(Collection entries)
---

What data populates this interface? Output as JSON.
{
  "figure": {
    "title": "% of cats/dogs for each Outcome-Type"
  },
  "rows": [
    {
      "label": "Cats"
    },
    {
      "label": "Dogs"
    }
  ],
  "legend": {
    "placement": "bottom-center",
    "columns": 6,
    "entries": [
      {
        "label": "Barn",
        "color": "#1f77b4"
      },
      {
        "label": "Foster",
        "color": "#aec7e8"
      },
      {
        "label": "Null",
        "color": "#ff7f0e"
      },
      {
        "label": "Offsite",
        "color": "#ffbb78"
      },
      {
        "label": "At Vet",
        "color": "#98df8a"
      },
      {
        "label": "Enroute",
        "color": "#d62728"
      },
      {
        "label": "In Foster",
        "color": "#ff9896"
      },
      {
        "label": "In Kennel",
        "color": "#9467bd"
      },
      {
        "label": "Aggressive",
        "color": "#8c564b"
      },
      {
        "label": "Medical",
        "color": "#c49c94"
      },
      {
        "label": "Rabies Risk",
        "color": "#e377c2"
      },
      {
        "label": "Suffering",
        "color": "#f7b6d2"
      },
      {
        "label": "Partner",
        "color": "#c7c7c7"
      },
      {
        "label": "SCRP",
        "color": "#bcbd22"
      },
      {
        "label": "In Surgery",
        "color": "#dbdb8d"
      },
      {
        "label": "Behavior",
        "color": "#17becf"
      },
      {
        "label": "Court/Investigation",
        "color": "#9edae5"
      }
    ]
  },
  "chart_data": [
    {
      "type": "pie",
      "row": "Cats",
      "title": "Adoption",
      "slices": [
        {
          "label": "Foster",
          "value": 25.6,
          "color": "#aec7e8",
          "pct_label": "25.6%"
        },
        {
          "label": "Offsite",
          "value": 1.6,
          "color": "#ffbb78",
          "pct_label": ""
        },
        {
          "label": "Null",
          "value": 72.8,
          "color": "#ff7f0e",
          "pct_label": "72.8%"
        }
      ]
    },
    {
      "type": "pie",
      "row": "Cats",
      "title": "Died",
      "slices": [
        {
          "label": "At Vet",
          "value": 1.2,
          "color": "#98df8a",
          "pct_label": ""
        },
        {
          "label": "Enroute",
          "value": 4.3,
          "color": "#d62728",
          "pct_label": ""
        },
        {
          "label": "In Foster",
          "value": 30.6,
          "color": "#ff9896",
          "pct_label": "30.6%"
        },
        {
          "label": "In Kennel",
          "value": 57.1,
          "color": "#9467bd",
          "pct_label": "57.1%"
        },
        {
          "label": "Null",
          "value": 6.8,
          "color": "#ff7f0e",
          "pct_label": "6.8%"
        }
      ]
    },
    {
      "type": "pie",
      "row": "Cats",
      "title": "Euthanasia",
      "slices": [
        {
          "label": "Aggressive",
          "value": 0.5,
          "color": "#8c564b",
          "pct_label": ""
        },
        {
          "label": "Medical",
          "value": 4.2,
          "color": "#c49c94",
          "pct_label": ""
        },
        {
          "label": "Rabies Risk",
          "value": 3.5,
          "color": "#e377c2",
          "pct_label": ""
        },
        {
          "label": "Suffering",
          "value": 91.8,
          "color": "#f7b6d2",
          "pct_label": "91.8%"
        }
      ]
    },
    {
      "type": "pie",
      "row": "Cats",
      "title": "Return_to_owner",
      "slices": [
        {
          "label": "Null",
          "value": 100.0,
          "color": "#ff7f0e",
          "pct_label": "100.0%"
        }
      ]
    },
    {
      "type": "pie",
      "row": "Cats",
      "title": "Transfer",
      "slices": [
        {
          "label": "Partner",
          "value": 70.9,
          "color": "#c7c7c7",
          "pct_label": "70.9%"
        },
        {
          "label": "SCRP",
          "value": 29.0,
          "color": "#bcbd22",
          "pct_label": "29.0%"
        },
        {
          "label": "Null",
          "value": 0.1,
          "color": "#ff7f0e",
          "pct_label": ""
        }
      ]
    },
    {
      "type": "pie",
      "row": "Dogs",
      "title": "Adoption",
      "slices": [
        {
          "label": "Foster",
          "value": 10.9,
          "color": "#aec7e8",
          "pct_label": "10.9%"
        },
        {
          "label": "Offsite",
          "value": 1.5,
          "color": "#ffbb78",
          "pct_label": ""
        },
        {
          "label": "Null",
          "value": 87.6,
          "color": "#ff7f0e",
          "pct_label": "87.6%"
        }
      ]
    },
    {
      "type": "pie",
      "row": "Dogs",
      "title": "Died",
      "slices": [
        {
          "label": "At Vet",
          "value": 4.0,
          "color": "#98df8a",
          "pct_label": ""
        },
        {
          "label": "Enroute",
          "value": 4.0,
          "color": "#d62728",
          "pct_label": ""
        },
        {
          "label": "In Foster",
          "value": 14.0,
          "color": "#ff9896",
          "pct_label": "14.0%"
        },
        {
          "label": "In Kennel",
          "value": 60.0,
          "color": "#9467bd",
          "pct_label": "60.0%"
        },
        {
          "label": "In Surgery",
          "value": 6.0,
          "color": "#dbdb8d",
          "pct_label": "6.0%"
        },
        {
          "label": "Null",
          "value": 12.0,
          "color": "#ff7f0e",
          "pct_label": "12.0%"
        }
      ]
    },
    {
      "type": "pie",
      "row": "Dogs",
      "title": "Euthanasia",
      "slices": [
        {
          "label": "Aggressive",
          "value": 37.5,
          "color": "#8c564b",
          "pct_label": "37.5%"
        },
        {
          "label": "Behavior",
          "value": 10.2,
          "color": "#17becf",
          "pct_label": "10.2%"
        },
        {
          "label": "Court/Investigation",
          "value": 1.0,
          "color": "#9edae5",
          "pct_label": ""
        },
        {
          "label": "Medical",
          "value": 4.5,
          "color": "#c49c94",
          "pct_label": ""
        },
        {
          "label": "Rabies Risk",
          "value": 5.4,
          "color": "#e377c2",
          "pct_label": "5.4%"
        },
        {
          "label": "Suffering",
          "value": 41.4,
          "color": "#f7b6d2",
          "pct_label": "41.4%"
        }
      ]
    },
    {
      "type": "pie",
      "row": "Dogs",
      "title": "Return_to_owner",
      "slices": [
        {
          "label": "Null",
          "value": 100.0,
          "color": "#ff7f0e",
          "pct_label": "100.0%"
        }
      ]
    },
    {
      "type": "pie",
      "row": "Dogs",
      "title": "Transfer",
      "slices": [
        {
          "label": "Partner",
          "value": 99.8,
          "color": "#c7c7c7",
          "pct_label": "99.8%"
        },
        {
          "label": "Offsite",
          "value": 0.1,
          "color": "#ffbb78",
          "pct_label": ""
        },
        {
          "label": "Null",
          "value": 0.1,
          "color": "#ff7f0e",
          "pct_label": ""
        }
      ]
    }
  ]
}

---

» **WHAT YOU WILL DO**
Print the material verbatim, all of it.

» **ANSWER**
What data populates this interface? Output as JSON.
{
  "figure": {
    "title": "% of cats/dogs for each Outcome-Type"
  },
  "rows": [
    {
      "label": "Cats"
    },
    {
      "label": "Dogs"
    }
  ],
  "legend": {
    "placement": "bottom-center",
    "columns": 6,
    "entries": [
      {
        "label": "Barn",
        "color": "#1f77b4"
      },
      {
        "label": "Foster",
        "color": "#aec7e8"
      },
      {
        "label": "Null",
        "color": "#ff7f0e"
      },
      {
        "label": "Offsite",
        "color": "#ffbb78"
      },
      {
        "label": "At Vet",
        "color": "#98df8a"
      },
      {
        "label": "Enroute",
        "color": "#d62728"
      },
      {
        "label": "In Foster",
        "color": "#ff9896"
      },
      {
        "label": "In Kennel",
        "color": "#9467bd"
      },
      {
        "label": "Aggressive",
        "color": "#8c564b"
      },
      {
        "label": "Medical",
        "color": "#c49c94"
      },
      {
        "label": "Rabies Risk",
        "color": "#e377c2"
      },
      {
        "label": "Suffering",
        "color": "#f7b6d2"
      },
      {
        "label": "Partner",
        "color": "#c7c7c7"
      },
      {
        "label": "SCRP",
        "color": "#bcbd22"
      },
      {
        "label": "In Surgery",
        "color": "#dbdb8d"
      },
      {
        "label": "Behavior",
        "color": "#17becf"
      },
      {
        "label": "Court/Investigation",
        "color": "#9edae5"
      }
    ]
  },
  "chart_data": [
    {
      "type": "pie",
      "row": "Cats",
      "title": "Adoption",
      "slices": [
        {
          "label": "Foster",
          "value": 25.6,
          "color": "#aec7e8",
          "pct_label": "25.6%"
        },
        {
          "label": "Offsite",
          "value": 1.6,
          "color": "#ffbb78",
          "pct_label": ""
        },
        {
          "label": "Null",
          "value": 72.8,
          "color": "#ff7f0e",
          "pct_label": "72.8%"
        }
      ]
    },
    {
      "type": "pie",
      "row": "Cats",
      "title": "Died",
      "slices": [
        {
          "label": "At Vet",
          "value": 1.2,
          "color": "#98df8a",
          "pct_label": ""
        },
        {
          "label": "Enroute",
          "value": 4.3,
          "color": "#d62728",
          "pct_label": ""
        },
        {
          "label": "In Foster",
          "value": 30.6,
          "color": "#ff9896",
          "pct_label": "30.6%"
        },
        {
          "label": "In Kennel",
          "value": 57.1,
          "color": "#9467bd",
          "pct_label": "57.1%"
        },
        {
          "label": "Null",
          "value": 6.8,
          "color": "#ff7f0e",
          "pct_label": "6.8%"
        }
      ]
    },
    {
      "type": "pie",
      "row": "Cats",
      "title": "Euthanasia",
      "slices": [
        {
          "label": "Aggressive",
          "value": 0.5,
          "color": "#8c564b",
          "pct_label": ""
        },
        {
          "label": "Medical",
          "value": 4.2,
          "color": "#c49c94",
          "pct_label": ""
        },
        {
          "label": "Rabies Risk",
          "value": 3.5,
          "color": "#e377c2",
          "pct_label": ""
        },
        {
          "label": "Suffering",
          "value": 91.8,
          "color": "#f7b6d2",
          "pct_label": "91.8%"
        }
      ]
    },
    {
      "type": "pie",
      "row": "Cats",
      "title": "Return_to_owner",
      "slices": [
        {
          "label": "Null",
          "value": 100.0,
          "color": "#ff7f0e",
          "pct_label": "100.0%"
        }
      ]
    },
    {
      "type": "pie",
      "row": "Cats",
      "title": "Transfer",
      "slices": [
        {
          "label": "Partner",
          "value": 70.9,
          "color": "#c7c7c7",
          "pct_label": "70.9%"
        },
        {
          "label": "SCRP",
          "value": 29.0,
          "color": "#bcbd22",
          "pct_label": "29.0%"
        },
        {
          "label": "Null",
          "value": 0.1,
          "color": "#ff7f0e",
          "pct_label": ""
        }
      ]
    },
    {
      "type": "pie",
      "row": "Dogs",
      "title": "Adoption",
      "slices": [
        {
          "label": "Foster",
          "value": 10.9,
          "color": "#aec7e8",
          "pct_label": "10.9%"
        },
        {
          "label": "Offsite",
          "value": 1.5,
          "color": "#ffbb78",
          "pct_label": ""
        },
        {
          "label": "Null",
          "value": 87.6,
          "color": "#ff7f0e",
          "pct_label": "87.6%"
        }
      ]
    },
    {
      "type": "pie",
      "row": "Dogs",
      "title": "Died",
      "slices": [
        {
          "label": "At Vet",
          "value": 4.0,
          "color": "#98df8a",
          "pct_label": ""
        },
        {
          "label": "Enroute",
          "value": 4.0,
          "color": "#d62728",
          "pct_label": ""
        },
        {
          "label": "In Foster",
          "value": 14.0,
          "color": "#ff9896",
          "pct_label": "14.0%"
        },
        {
          "label": "In Kennel",
          "value": 60.0,
          "color": "#9467bd",
          "pct_label": "60.0%"
        },
        {
          "label": "In Surgery",
          "value": 6.0,
          "color": "#dbdb8d",
          "pct_label": "6.0%"
        },
        {
          "label": "Null",
          "value": 12.0,
          "color": "#ff7f0e",
          "pct_label": "12.0%"
        }
      ]
    },
    {
      "type": "pie",
      "row": "Dogs",
      "title": "Euthanasia",
      "slices": [
        {
          "label": "Aggressive",
          "value": 37.5,
          "color": "#8c564b",
          "pct_label": "37.5%"
        },
        {
          "label": "Behavior",
          "value": 10.2,
          "color": "#17becf",
          "pct_label": "10.2%"
        },
        {
          "label": "Court/Investigation",
          "value": 1.0,
          "color": "#9edae5",
          "pct_label": ""
        },
        {
          "label": "Medical",
          "value": 4.5,
          "color": "#c49c94",
          "pct_label": ""
        },
        {
          "label": "Rabies Risk",
          "value": 5.4,
          "color": "#e377c2",
          "pct_label": "5.4%"
        },
        {
          "label": "Suffering",
          "value": 41.4,
          "color": "#f7b6d2",
          "pct_label": "41.4%"
        }
      ]
    },
    {
      "type": "pie",
      "row": "Dogs",
      "title": "Return_to_owner",
      "slices": [
        {
          "label": "Null",
          "value": 100.0,
          "color": "#ff7f0e",
          "pct_label": "100.0%"
        }
      ]
    },
    {
      "type": "pie",
      "row": "Dogs",
      "title": "Transfer",
      "slices": [
        {
          "label": "Partner",
          "value": 99.8,
          "color": "#c7c7c7",
          "pct_label": "99.8%"
        },
        {
          "label": "Offsite",
          "value": 0.1,
          "color": "#ffbb78",
          "pct_label": ""
        },
        {
          "label": "Null",
          "value": 0.1,
          "color": "#ff7f0e",
          "pct_label": ""
        }
      ]
    }
  ]
}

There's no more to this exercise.